### How to complete this task:
Your answer should consist of the lines in the listing that hold "glucose".

### Records for processing:
Content starts

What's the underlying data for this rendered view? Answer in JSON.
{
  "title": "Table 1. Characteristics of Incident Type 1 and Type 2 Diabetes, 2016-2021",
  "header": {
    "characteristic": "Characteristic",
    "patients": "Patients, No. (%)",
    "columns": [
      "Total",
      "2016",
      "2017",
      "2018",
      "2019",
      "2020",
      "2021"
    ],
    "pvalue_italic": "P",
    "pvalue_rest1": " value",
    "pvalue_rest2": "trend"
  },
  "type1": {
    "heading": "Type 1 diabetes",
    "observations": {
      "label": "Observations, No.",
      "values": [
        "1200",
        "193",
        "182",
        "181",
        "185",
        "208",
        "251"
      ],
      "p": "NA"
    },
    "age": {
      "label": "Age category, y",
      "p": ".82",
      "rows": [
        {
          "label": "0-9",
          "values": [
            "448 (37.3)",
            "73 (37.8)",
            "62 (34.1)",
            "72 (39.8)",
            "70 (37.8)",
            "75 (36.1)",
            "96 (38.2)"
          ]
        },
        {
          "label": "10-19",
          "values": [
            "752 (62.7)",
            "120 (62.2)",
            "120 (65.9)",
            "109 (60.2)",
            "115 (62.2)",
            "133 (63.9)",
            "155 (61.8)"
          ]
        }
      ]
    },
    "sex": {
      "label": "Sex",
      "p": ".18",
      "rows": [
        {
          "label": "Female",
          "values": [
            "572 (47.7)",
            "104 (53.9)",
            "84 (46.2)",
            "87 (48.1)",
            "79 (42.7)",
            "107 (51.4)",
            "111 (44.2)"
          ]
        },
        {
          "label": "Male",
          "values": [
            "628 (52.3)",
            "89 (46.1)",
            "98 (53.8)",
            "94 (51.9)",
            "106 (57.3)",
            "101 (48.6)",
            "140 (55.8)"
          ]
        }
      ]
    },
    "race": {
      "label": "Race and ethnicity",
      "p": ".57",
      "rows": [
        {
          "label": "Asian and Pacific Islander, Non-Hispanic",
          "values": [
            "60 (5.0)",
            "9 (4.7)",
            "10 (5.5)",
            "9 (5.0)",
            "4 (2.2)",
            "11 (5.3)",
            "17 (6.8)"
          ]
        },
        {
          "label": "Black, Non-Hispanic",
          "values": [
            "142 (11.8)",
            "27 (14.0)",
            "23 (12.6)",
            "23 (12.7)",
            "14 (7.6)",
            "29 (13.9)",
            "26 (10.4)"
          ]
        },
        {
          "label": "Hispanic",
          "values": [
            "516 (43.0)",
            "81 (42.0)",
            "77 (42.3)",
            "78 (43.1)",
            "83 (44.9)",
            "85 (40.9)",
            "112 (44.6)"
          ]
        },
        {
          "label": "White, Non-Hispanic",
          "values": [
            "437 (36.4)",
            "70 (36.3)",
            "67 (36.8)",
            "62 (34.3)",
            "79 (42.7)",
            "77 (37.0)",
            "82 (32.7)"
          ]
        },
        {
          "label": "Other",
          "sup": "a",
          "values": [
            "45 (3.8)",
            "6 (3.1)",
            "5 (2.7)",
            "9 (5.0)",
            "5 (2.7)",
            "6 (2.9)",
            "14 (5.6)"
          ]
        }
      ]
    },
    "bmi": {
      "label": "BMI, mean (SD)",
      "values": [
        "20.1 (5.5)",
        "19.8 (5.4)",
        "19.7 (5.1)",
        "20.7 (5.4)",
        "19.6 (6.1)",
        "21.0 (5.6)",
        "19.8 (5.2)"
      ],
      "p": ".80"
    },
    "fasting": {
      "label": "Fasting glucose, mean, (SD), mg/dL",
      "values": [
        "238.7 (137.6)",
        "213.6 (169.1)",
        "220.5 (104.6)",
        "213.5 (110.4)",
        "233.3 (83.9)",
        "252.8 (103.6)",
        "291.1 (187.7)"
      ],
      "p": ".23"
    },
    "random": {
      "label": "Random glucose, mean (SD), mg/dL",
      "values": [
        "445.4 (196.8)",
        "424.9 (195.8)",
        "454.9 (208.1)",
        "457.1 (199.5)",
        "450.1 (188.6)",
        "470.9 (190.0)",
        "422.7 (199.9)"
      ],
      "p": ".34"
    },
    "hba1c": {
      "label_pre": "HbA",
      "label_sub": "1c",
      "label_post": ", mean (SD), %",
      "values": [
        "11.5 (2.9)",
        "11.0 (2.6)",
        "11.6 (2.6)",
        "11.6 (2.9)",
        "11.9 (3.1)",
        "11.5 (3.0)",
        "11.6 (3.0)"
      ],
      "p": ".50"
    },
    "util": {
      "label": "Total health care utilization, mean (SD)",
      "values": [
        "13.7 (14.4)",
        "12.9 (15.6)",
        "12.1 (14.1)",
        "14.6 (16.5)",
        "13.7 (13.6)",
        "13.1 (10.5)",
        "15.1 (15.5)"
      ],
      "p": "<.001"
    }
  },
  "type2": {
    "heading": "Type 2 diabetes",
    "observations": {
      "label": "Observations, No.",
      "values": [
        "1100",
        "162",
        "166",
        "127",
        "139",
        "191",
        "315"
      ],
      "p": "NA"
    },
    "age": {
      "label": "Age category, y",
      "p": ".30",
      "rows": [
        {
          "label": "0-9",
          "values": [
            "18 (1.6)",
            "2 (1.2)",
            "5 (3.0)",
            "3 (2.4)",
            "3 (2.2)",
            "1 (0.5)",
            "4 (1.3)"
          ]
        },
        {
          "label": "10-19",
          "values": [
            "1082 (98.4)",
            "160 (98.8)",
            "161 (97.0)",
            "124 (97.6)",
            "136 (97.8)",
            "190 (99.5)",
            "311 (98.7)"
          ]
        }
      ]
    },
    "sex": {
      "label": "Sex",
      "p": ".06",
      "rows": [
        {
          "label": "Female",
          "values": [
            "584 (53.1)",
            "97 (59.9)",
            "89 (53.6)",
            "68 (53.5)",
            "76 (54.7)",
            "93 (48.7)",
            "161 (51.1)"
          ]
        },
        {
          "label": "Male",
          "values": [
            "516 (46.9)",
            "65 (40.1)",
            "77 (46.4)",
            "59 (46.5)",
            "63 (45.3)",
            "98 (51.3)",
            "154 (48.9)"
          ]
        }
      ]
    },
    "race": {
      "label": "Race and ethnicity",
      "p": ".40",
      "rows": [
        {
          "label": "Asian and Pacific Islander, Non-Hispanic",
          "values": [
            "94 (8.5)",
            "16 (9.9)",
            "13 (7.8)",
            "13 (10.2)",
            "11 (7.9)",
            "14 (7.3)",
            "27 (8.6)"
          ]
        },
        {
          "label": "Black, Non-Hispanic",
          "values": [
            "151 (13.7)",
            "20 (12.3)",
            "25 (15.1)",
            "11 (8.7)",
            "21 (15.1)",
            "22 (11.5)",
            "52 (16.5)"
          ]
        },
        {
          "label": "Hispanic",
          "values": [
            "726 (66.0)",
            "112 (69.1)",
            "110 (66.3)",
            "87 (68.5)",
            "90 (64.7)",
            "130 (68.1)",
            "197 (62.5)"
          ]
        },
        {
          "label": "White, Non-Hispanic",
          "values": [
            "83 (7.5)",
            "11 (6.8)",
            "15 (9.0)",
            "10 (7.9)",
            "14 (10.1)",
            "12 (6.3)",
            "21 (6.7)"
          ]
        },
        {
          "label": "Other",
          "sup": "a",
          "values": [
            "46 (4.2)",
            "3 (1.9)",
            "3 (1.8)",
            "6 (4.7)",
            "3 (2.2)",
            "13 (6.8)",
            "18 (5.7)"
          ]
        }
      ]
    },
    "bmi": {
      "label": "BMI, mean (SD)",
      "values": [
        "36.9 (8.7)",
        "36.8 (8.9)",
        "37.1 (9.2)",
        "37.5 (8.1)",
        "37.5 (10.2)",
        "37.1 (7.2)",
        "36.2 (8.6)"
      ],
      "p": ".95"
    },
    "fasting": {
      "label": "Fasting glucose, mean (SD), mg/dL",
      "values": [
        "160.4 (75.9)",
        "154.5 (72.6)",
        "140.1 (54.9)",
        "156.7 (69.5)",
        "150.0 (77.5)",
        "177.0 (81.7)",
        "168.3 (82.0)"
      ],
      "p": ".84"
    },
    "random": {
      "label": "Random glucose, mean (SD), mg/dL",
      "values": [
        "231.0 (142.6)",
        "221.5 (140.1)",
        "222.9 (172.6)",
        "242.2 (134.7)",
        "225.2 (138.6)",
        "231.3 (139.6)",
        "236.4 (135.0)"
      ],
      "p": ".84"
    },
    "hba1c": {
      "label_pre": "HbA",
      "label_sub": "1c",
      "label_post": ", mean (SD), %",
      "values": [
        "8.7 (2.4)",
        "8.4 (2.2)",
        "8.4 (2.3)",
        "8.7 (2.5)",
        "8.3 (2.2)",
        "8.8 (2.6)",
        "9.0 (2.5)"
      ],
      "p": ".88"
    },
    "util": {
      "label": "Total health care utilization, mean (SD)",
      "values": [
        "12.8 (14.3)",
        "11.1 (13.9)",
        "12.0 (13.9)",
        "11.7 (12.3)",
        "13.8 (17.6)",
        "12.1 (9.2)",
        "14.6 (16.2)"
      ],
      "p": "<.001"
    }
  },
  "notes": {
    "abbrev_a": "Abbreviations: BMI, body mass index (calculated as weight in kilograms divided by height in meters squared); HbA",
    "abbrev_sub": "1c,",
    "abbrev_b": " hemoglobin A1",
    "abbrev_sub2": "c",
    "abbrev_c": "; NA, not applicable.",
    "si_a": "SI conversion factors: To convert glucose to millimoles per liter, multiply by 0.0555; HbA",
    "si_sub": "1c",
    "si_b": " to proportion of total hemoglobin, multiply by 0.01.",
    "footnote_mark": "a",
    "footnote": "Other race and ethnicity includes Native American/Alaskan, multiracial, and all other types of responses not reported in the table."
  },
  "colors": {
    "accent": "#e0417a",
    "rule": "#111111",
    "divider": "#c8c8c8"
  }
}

Content ends

### Solved exercise:
      "label": "Fasting glucose, mean, (SD), mg/dL",
      "label": "Random glucose, mean (SD), mg/dL",
      "label": "Fasting glucose, mean (SD), mg/dL",
      "label": "Random glucose, mean (SD), mg/dL",
    "si_a": "SI conversion factors: To convert glucose to millimoles per liter, multiply by 0.0555; HbA",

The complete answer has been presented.